What you will do
Scan the entries below and extract each line with the word "that" in it.

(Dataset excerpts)
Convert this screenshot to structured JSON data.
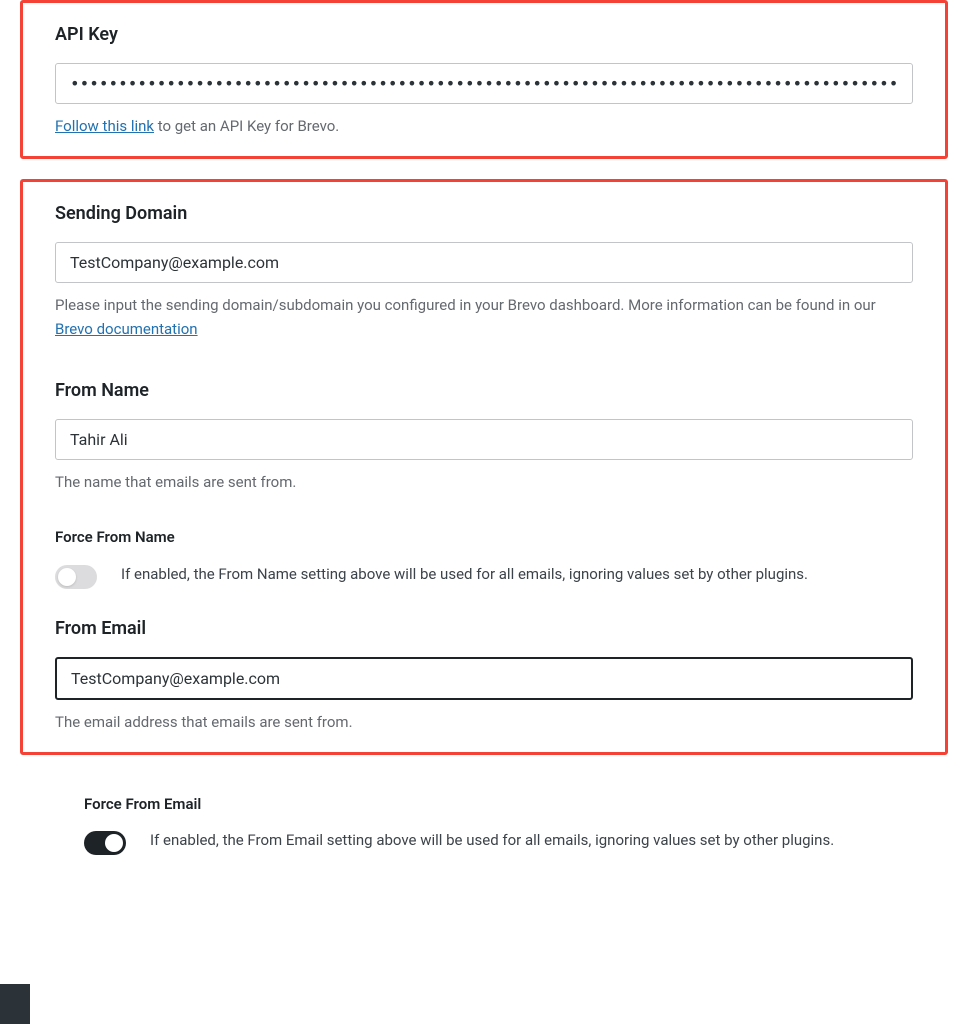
{
  "api_key": {
    "label": "API Key",
    "value": "••••••••••••••••••••••••••••••••••••••••••••••••••••••••••••••••••••••••••••••••••••••••",
    "help_prefix_link": "Follow this link",
    "help_suffix": " to get an API Key for Brevo."
  },
  "sending_domain": {
    "label": "Sending Domain",
    "value": "TestCompany@example.com",
    "help_prefix": "Please input the sending domain/subdomain you configured in your Brevo dashboard. More information can be found in our ",
    "help_link": "Brevo documentation"
  },
  "from_name": {
    "label": "From Name",
    "value": "Tahir Ali",
    "help": "The name that emails are sent from."
  },
  "force_from_name": {
    "label": "Force From Name",
    "enabled": false,
    "desc": "If enabled, the From Name setting above will be used for all emails, ignoring values set by other plugins."
  },
  "from_email": {
    "label": "From Email",
    "value": "TestCompany@example.com",
    "help": "The email address that emails are sent from."
  },
  "force_from_email": {
    "label": "Force From Email",
    "enabled": true,
    "desc": "If enabled, the From Email setting above will be used for all emails, ignoring values set by other plugins."
  }
}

Right answer
    "help": "The name that emails are sent from."
    "help": "The email address that emails are sent from."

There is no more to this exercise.